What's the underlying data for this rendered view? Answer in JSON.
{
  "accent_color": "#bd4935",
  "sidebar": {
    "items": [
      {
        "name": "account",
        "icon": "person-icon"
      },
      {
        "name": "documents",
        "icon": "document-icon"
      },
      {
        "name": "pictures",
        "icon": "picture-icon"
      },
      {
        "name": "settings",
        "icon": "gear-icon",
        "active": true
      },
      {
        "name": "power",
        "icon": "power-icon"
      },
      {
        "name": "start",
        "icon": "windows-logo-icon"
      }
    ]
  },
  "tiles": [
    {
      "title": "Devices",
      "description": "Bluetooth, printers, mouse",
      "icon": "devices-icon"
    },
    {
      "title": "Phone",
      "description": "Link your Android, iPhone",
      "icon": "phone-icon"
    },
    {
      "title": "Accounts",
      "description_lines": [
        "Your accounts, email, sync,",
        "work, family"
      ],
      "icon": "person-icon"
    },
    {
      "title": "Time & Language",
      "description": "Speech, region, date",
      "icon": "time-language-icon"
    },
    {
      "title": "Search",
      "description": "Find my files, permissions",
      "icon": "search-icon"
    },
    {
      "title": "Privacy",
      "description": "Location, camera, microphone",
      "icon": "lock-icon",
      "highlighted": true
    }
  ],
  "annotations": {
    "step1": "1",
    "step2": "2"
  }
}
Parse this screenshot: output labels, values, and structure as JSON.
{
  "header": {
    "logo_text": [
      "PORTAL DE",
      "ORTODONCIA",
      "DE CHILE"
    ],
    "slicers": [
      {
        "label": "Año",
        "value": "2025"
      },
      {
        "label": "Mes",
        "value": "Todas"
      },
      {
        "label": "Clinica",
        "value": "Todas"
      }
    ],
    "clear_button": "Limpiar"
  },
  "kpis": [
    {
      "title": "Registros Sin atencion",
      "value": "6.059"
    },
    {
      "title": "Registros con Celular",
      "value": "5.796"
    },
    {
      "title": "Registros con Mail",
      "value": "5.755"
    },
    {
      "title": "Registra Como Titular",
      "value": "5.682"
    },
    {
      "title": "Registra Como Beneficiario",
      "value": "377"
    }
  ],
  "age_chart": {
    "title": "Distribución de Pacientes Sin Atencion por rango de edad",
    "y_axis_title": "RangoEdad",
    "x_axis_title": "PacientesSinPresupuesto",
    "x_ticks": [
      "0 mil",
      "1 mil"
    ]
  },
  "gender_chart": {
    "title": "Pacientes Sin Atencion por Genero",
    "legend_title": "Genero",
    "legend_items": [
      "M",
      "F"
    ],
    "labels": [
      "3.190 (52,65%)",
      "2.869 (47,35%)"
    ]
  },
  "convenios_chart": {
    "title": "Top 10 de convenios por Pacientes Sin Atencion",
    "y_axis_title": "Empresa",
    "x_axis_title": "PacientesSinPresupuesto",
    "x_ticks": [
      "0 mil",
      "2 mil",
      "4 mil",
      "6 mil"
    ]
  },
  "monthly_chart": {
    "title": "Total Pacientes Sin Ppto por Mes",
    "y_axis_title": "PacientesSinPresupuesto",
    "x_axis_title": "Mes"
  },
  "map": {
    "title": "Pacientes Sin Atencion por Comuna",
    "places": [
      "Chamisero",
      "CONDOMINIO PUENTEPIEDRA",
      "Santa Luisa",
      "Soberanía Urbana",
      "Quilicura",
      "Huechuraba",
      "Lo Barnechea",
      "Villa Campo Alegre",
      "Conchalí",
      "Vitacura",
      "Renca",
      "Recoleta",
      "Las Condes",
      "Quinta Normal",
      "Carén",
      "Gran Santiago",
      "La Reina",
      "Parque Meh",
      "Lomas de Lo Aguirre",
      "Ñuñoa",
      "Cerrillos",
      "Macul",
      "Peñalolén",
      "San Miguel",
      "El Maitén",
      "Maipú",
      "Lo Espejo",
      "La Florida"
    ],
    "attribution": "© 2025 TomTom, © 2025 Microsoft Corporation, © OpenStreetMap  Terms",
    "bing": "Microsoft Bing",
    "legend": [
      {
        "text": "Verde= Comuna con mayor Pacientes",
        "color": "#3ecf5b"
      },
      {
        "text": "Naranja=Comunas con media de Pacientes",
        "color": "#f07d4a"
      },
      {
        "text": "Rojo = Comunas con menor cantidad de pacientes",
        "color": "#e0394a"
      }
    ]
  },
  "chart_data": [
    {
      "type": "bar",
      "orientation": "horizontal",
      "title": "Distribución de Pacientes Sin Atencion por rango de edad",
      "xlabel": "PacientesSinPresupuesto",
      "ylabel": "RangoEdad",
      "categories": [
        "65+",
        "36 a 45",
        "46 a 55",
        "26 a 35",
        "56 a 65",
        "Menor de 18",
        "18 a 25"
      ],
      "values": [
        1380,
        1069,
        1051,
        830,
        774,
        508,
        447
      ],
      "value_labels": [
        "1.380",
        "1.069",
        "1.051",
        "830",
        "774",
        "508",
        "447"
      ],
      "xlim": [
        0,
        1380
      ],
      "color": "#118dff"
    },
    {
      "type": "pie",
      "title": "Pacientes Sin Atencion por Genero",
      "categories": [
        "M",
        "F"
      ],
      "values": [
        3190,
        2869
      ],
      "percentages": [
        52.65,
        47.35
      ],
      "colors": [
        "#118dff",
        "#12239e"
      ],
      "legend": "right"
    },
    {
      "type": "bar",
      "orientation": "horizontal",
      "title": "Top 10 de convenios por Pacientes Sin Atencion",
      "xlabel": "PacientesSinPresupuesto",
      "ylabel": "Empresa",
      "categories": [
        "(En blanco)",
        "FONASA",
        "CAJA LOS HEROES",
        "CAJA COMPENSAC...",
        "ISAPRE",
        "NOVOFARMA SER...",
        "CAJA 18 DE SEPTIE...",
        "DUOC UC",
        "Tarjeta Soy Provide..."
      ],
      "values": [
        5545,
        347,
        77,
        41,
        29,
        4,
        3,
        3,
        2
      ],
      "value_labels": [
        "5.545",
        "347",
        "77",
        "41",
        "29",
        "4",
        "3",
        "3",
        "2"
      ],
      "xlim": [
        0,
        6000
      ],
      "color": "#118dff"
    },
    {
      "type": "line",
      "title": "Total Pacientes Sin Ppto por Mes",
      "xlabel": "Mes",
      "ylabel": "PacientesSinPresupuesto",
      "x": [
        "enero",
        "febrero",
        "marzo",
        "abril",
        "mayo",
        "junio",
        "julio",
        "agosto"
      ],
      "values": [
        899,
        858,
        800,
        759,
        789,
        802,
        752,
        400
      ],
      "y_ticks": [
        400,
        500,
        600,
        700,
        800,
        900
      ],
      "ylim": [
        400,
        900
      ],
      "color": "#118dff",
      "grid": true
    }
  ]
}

*Given problem*. Collect, from the material above, every line containing the word "Total".

*Reply to the task*.
    "title": "Total Pacientes Sin Ppto por Mes",
      "title": "Total Pacientes Sin Ppto por Mes",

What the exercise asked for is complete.